[Saved entries]
________________________
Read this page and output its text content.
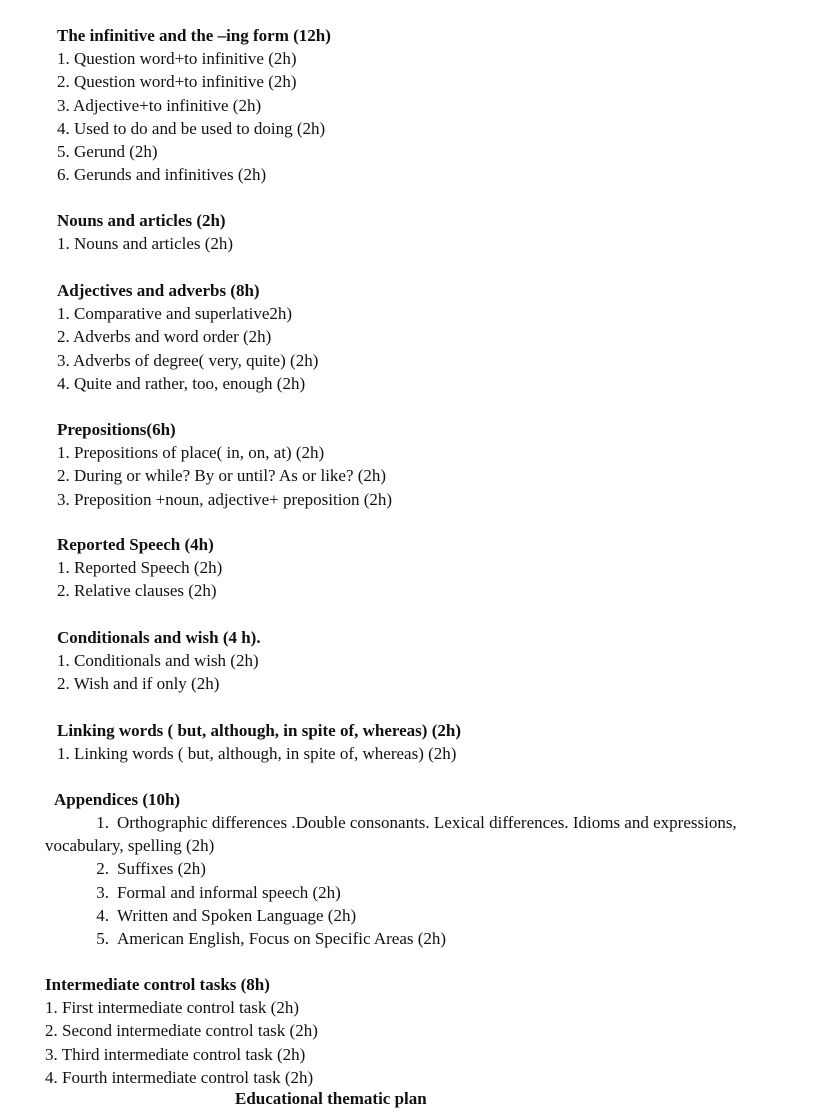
The infinitive and the –ing form (12h)
1. Question word+to infinitive (2h)
2. Question word+to infinitive (2h)
3. Adjective+to infinitive (2h)
4. Used to do and be used to doing (2h)
5. Gerund (2h)
6. Gerunds and infinitives (2h)
Nouns and articles (2h)
1. Nouns and articles (2h)
Adjectives and adverbs (8h)
1. Comparative and superlative2h)
2. Adverbs and word order (2h)
3. Adverbs of degree( very, quite) (2h)
4. Quite and rather, too, enough (2h)
Prepositions(6h)
1. Prepositions of place( in, on, at) (2h)
2. During or while? By or until? As or like? (2h)
3. Preposition +noun, adjective+ preposition (2h)
Reported Speech (4h)
1. Reported Speech (2h)
2. Relative clauses (2h)
Conditionals and wish (4 h).
1. Conditionals and wish (2h)
2. Wish and if only (2h)
Linking words ( but, although, in spite of, whereas) (2h)
1. Linking words ( but, although, in spite of, whereas) (2h)
Appendices (10h)
1. Orthographic differences .Double consonants. Lexical differences. Idioms and expressions,
vocabulary, spelling (2h)
2. Suffixes (2h)
3. Formal and informal speech (2h)
4. Written and Spoken Language (2h)
5. American English, Focus on Specific Areas (2h)
Intermediate control tasks (8h)
1. First intermediate control task (2h)
2. Second intermediate control task (2h)
3. Third intermediate control task (2h)
4. Fourth intermediate control task (2h)
Educational thematic plan
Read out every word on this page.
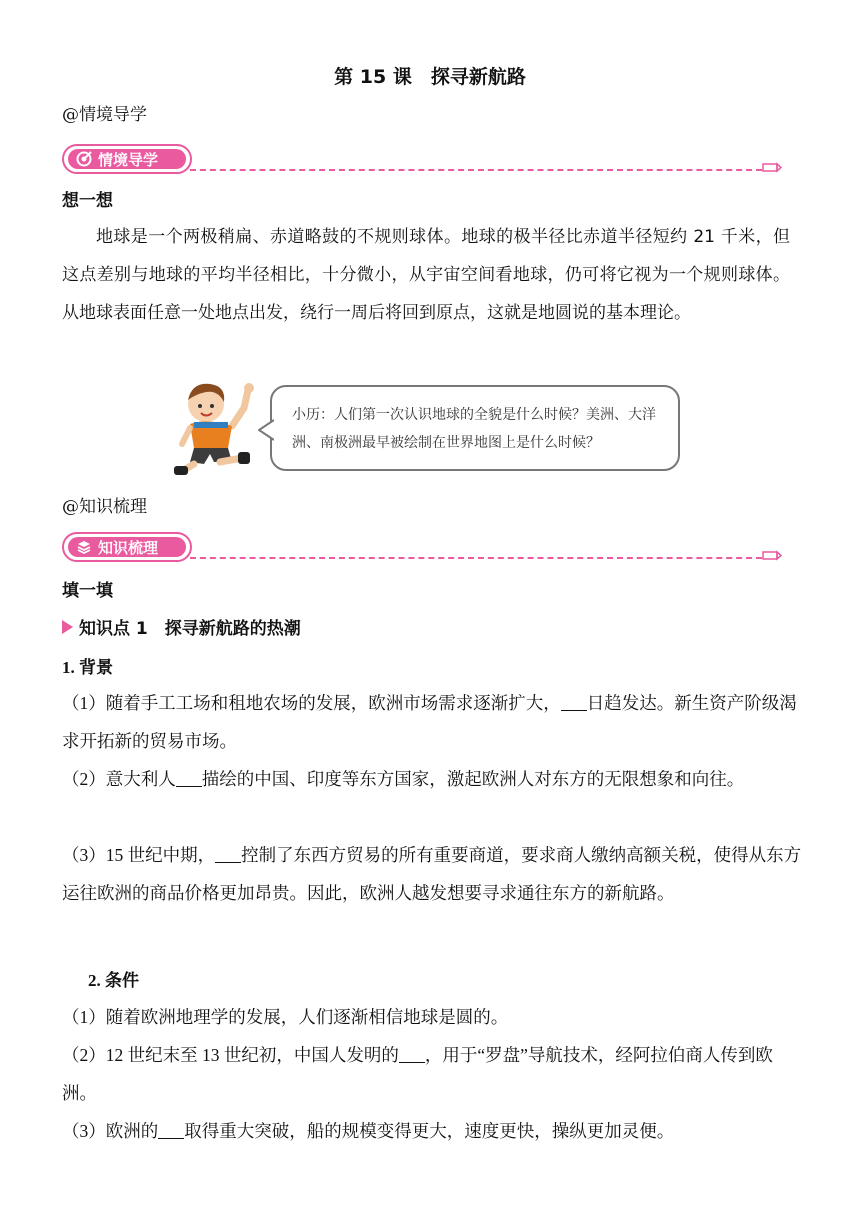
第 15 课　探寻新航路
@情境导学
情境导学
想一想
地球是一个两极稍扁、赤道略鼓的不规则球体。地球的极半径比赤道半径短约 21 千米，但这点差别与地球的平均半径相比，十分微小，从宇宙空间看地球，仍可将它视为一个规则球体。从地球表面任意一处地点出发，绕行一周后将回到原点，这就是地圆说的基本理论。
小历：人们第一次认识地球的全貌是什么时候？美洲、大洋洲、南极洲最早被绘制在世界地图上是什么时候？
@知识梳理
知识梳理
填一填
知识点 1　探寻新航路的热潮
1. 背景
（1）随着手工工场和租地农场的发展，欧洲市场需求逐渐扩大， 日趋发达。新生资产阶级渴求开拓新的贸易市场。
（2）意大利人 描绘的中国、印度等东方国家，激起欧洲人对东方的无限想象和向往。
（3）15 世纪中期， 控制了东西方贸易的所有重要商道，要求商人缴纳高额关税，使得从东方运往欧洲的商品价格更加昂贵。因此，欧洲人越发想要寻求通往东方的新航路。
2. 条件
（1）随着欧洲地理学的发展，人们逐渐相信地球是圆的。
（2）12 世纪末至 13 世纪初，中国人发明的 ，用于“罗盘”导航技术，经阿拉伯商人传到欧洲。
（3）欧洲的 取得重大突破，船的规模变得更大，速度更快，操纵更加灵便。
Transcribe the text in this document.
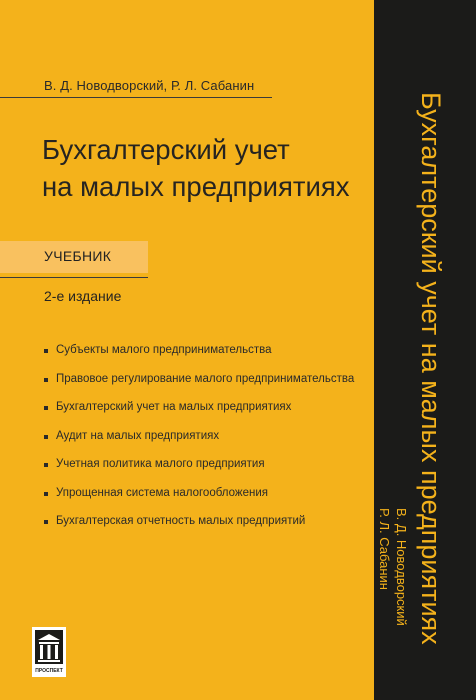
В. Д. Новодворский, Р. Л. Сабанин
Бухгалтерский учет
на малых предприятиях
УЧЕБНИК
2-е издание
Субъекты малого предпринимательства
Правовое регулирование малого предпринимательства
Бухгалтерский учет на малых предприятиях
Аудит на малых предприятиях
Учетная политика малого предприятия
Упрощенная система налогообложения
Бухгалтерская отчетность малых предприятий	Бухгалтерский учет на малых предприятиях
В. Д. Новодворский
Р. Л. Сабанин
ПРОСПЕКТ
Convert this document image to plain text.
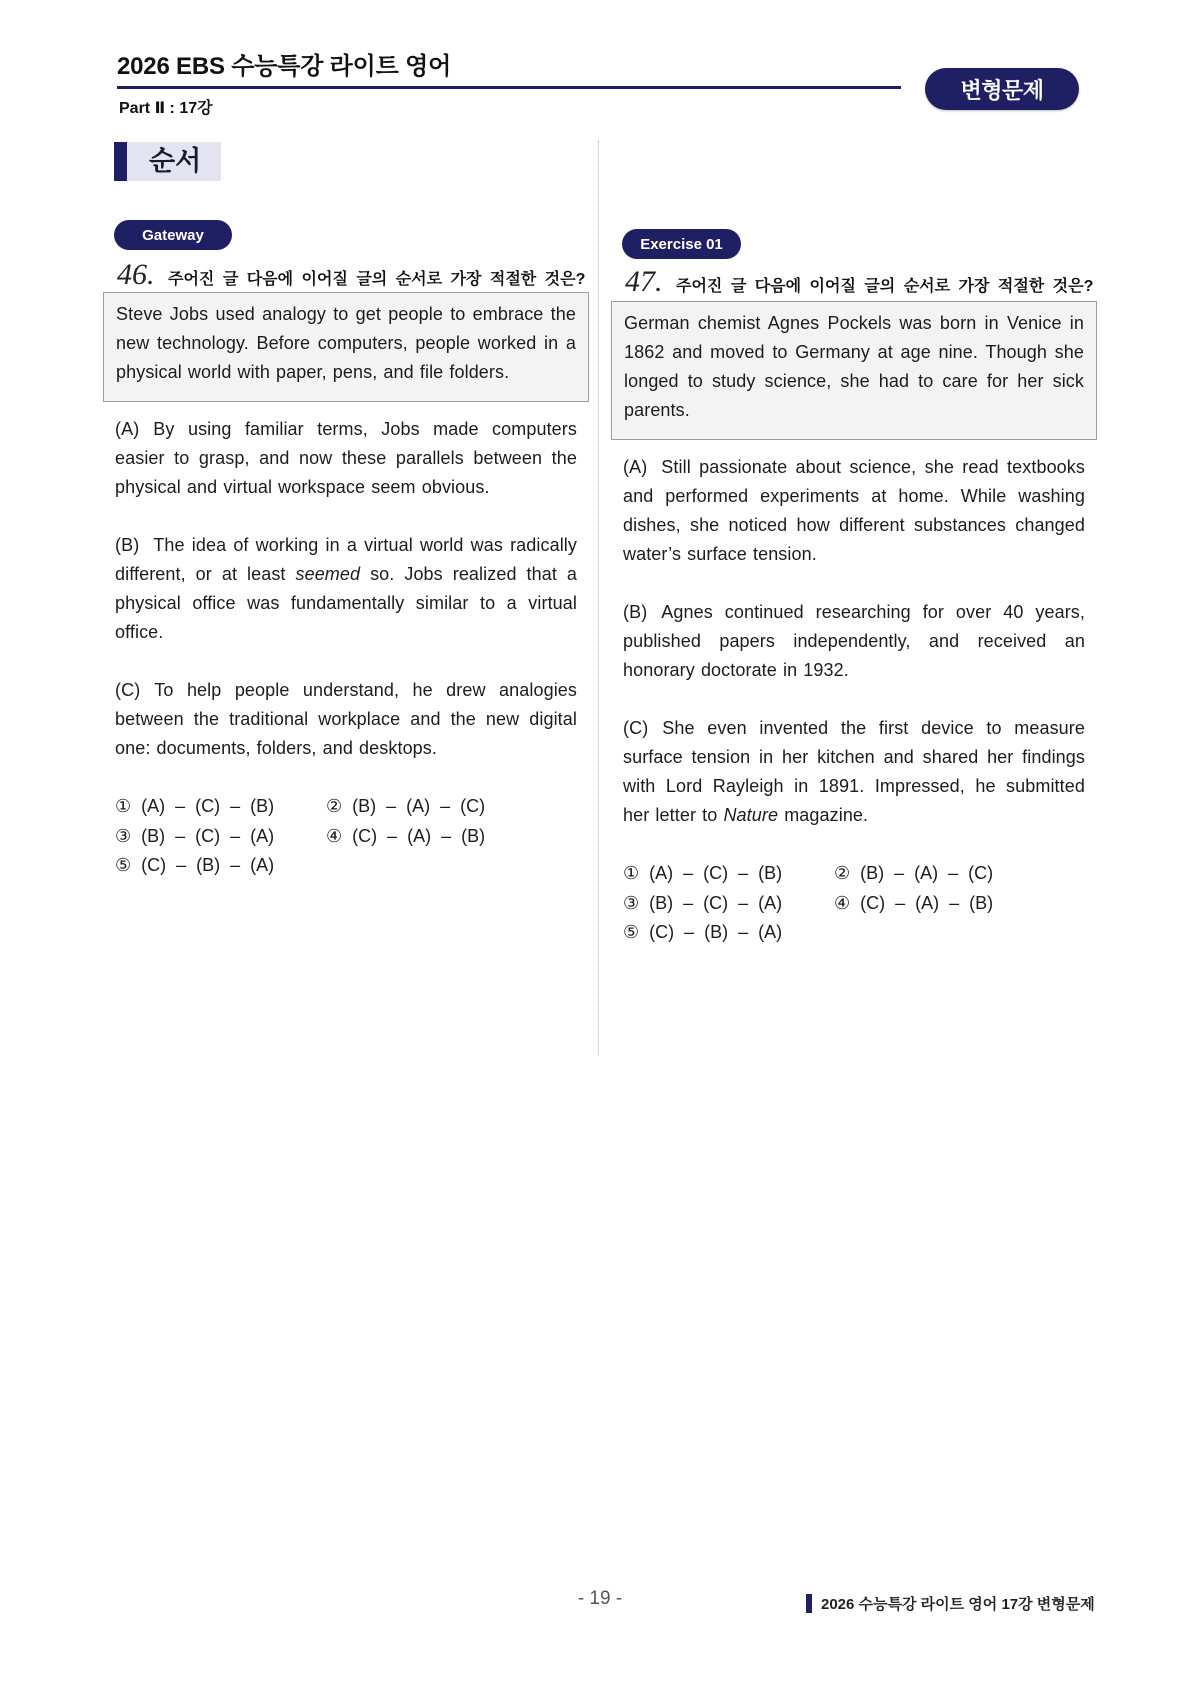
2026 EBS 수능특강 라이트 영어
Part Ⅱ : 17강
변형문제
순서
Gateway
46. 주어진 글 다음에 이어질 글의 순서로 가장 적절한 것은?
Steve Jobs used analogy to get people to embrace the new technology. Before computers, people worked in a physical world with paper, pens, and file folders.

(A) By using familiar terms, Jobs made computers easier to grasp, and now these parallels between the physical and virtual workspace seem obvious.

(B) The idea of working in a virtual world was radically different, or at least seemed so. Jobs realized that a physical office was fundamentally similar to a virtual office.

(C) To help people understand, he drew analogies between the traditional workplace and the new digital one: documents, folders, and desktops.

① (A) – (C) – (B)	② (B) – (A) – (C)
③ (B) – (C) – (A)	④ (C) – (A) – (B)
⑤ (C) – (B) – (A)
Exercise 01
47. 주어진 글 다음에 이어질 글의 순서로 가장 적절한 것은?
German chemist Agnes Pockels was born in Venice in 1862 and moved to Germany at age nine. Though she longed to study science, she had to care for her sick parents.

(A) Still passionate about science, she read textbooks and performed experiments at home. While washing dishes, she noticed how different substances changed water’s surface tension.

(B) Agnes continued researching for over 40 years, published papers independently, and received an honorary doctorate in 1932.

(C) She even invented the first device to measure surface tension in her kitchen and shared her findings with Lord Rayleigh in 1891. Impressed, he submitted her letter to Nature magazine.

① (A) – (C) – (B)	② (B) – (A) – (C)
③ (B) – (C) – (A)	④ (C) – (A) – (B)
⑤ (C) – (B) – (A)
- 19 -	2026 수능특강 라이트 영어 17강 변형문제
________________________
- _Task to carry out_
Retype each record exactly as it stands, but do not include the pictures.

- _Expected output_
Read this page and output its text content.
The infinitive and the –ing form (12h)
1. Question word+to infinitive (2h)
2. Question word+to infinitive (2h)
3. Adjective+to infinitive (2h)
4. Used to do and be used to doing (2h)
5. Gerund (2h)
6. Gerunds and infinitives (2h)
Nouns and articles (2h)
1. Nouns and articles (2h)
Adjectives and adverbs (8h)
1. Comparative and superlative2h)
2. Adverbs and word order (2h)
3. Adverbs of degree( very, quite) (2h)
4. Quite and rather, too, enough (2h)
Prepositions(6h)
1. Prepositions of place( in, on, at) (2h)
2. During or while? By or until? As or like? (2h)
3. Preposition +noun, adjective+ preposition (2h)
Reported Speech (4h)
1. Reported Speech (2h)
2. Relative clauses (2h)
Conditionals and wish (4 h).
1. Conditionals and wish (2h)
2. Wish and if only (2h)
Linking words ( but, although, in spite of, whereas) (2h)
1. Linking words ( but, although, in spite of, whereas) (2h)
Appendices (10h)
1. Orthographic differences .Double consonants. Lexical differences. Idioms and expressions,
vocabulary, spelling (2h)
2. Suffixes (2h)
3. Formal and informal speech (2h)
4. Written and Spoken Language (2h)
5. American English, Focus on Specific Areas (2h)
Intermediate control tasks (8h)
1. First intermediate control task (2h)
2. Second intermediate control task (2h)
3. Third intermediate control task (2h)
4. Fourth intermediate control task (2h)
Educational thematic plan
Read out every word on this page.
第 15 课　探寻新航路
@情境导学
情境导学
想一想
地球是一个两极稍扁、赤道略鼓的不规则球体。地球的极半径比赤道半径短约 21 千米，但这点差别与地球的平均半径相比，十分微小，从宇宙空间看地球，仍可将它视为一个规则球体。从地球表面任意一处地点出发，绕行一周后将回到原点，这就是地圆说的基本理论。
小历：人们第一次认识地球的全貌是什么时候？美洲、大洋洲、南极洲最早被绘制在世界地图上是什么时候？
@知识梳理
知识梳理
填一填
知识点 1　探寻新航路的热潮
1. 背景
（1）随着手工工场和租地农场的发展，欧洲市场需求逐渐扩大， 日趋发达。新生资产阶级渴求开拓新的贸易市场。
（2）意大利人 描绘的中国、印度等东方国家，激起欧洲人对东方的无限想象和向往。
（3）15 世纪中期， 控制了东西方贸易的所有重要商道，要求商人缴纳高额关税，使得从东方运往欧洲的商品价格更加昂贵。因此，欧洲人越发想要寻求通往东方的新航路。
2. 条件
（1）随着欧洲地理学的发展，人们逐渐相信地球是圆的。
（2）12 世纪末至 13 世纪初，中国人发明的 ，用于“罗盘”导航技术，经阿拉伯商人传到欧洲。
（3）欧洲的 取得重大突破，船的规模变得更大，速度更快，操纵更加灵便。
Transcribe the text in this document.
В. Д. Новодворский, Р. Л. Сабанин
Бухгалтерский учет
на малых предприятиях
УЧЕБНИК
2-е издание
Субъекты малого предпринимательства
Правовое регулирование малого предпринимательства
Бухгалтерский учет на малых предприятиях
Аудит на малых предприятиях
Учетная политика малого предприятия
Упрощенная система налогообложения
Бухгалтерская отчетность малых предприятий	Бухгалтерский учет на малых предприятиях
В. Д. Новодворский
Р. Л. Сабанин
ПРОСПЕКТ
Convert this document image to plain text.
2026 EBS 수능특강 라이트 영어
Part Ⅱ : 17강
변형문제
순서
Gateway
46. 주어진 글 다음에 이어질 글의 순서로 가장 적절한 것은?
Steve Jobs used analogy to get people to embrace the new technology. Before computers, people worked in a physical world with paper, pens, and file folders.

(A) By using familiar terms, Jobs made computers easier to grasp, and now these parallels between the physical and virtual workspace seem obvious.

(B) The idea of working in a virtual world was radically different, or at least seemed so. Jobs realized that a physical office was fundamentally similar to a virtual office.

(C) To help people understand, he drew analogies between the traditional workplace and the new digital one: documents, folders, and desktops.

① (A) – (C) – (B)	② (B) – (A) – (C)
③ (B) – (C) – (A)	④ (C) – (A) – (B)
⑤ (C) – (B) – (A)
Exercise 01
47. 주어진 글 다음에 이어질 글의 순서로 가장 적절한 것은?
German chemist Agnes Pockels was born in Venice in 1862 and moved to Germany at age nine. Though she longed to study science, she had to care for her sick parents.

(A) Still passionate about science, she read textbooks and performed experiments at home. While washing dishes, she noticed how different substances changed water’s surface tension.

(B) Agnes continued researching for over 40 years, published papers independently, and received an honorary doctorate in 1932.

(C) She even invented the first device to measure surface tension in her kitchen and shared her findings with Lord Rayleigh in 1891. Impressed, he submitted her letter to Nature magazine.

① (A) – (C) – (B)	② (B) – (A) – (C)
③ (B) – (C) – (A)	④ (C) – (A) – (B)
⑤ (C) – (B) – (A)
- 19 -	2026 수능특강 라이트 영어 17강 변형문제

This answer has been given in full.